START
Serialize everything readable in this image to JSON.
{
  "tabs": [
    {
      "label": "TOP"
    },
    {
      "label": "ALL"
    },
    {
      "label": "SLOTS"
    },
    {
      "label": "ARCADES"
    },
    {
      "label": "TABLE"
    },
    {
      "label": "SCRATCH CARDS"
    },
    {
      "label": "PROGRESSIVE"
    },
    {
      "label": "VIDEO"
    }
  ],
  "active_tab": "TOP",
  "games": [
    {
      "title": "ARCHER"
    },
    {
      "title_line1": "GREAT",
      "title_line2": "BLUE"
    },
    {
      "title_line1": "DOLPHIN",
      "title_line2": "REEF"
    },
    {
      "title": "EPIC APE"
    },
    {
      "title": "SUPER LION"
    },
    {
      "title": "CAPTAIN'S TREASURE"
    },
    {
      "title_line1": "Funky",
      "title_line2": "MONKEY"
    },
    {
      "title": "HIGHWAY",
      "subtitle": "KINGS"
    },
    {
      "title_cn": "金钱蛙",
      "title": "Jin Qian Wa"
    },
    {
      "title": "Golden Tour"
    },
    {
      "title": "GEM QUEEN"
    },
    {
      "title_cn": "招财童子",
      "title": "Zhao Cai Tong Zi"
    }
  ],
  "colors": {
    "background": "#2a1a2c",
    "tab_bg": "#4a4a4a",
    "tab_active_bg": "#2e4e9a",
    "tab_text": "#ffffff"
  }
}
END
**PROMPT**
Quote every line of the data, word for word.

**TASK ANSWER**
Serialize everything readable in this image to JSON.
{
  "tabs": [
    {
      "label": "TOP"
    },
    {
      "label": "ALL"
    },
    {
      "label": "SLOTS"
    },
    {
      "label": "ARCADES"
    },
    {
      "label": "TABLE"
    },
    {
      "label": "SCRATCH CARDS"
    },
    {
      "label": "PROGRESSIVE"
    },
    {
      "label": "VIDEO"
    }
  ],
  "active_tab": "TOP",
  "games": [
    {
      "title": "ARCHER"
    },
    {
      "title_line1": "GREAT",
      "title_line2": "BLUE"
    },
    {
      "title_line1": "DOLPHIN",
      "title_line2": "REEF"
    },
    {
      "title": "EPIC APE"
    },
    {
      "title": "SUPER LION"
    },
    {
      "title": "CAPTAIN'S TREASURE"
    },
    {
      "title_line1": "Funky",
      "title_line2": "MONKEY"
    },
    {
      "title": "HIGHWAY",
      "subtitle": "KINGS"
    },
    {
      "title_cn": "金钱蛙",
      "title": "Jin Qian Wa"
    },
    {
      "title": "Golden Tour"
    },
    {
      "title": "GEM QUEEN"
    },
    {
      "title_cn": "招财童子",
      "title": "Zhao Cai Tong Zi"
    }
  ],
  "colors": {
    "background": "#2a1a2c",
    "tab_bg": "#4a4a4a",
    "tab_active_bg": "#2e4e9a",
    "tab_text": "#ffffff"
  }
}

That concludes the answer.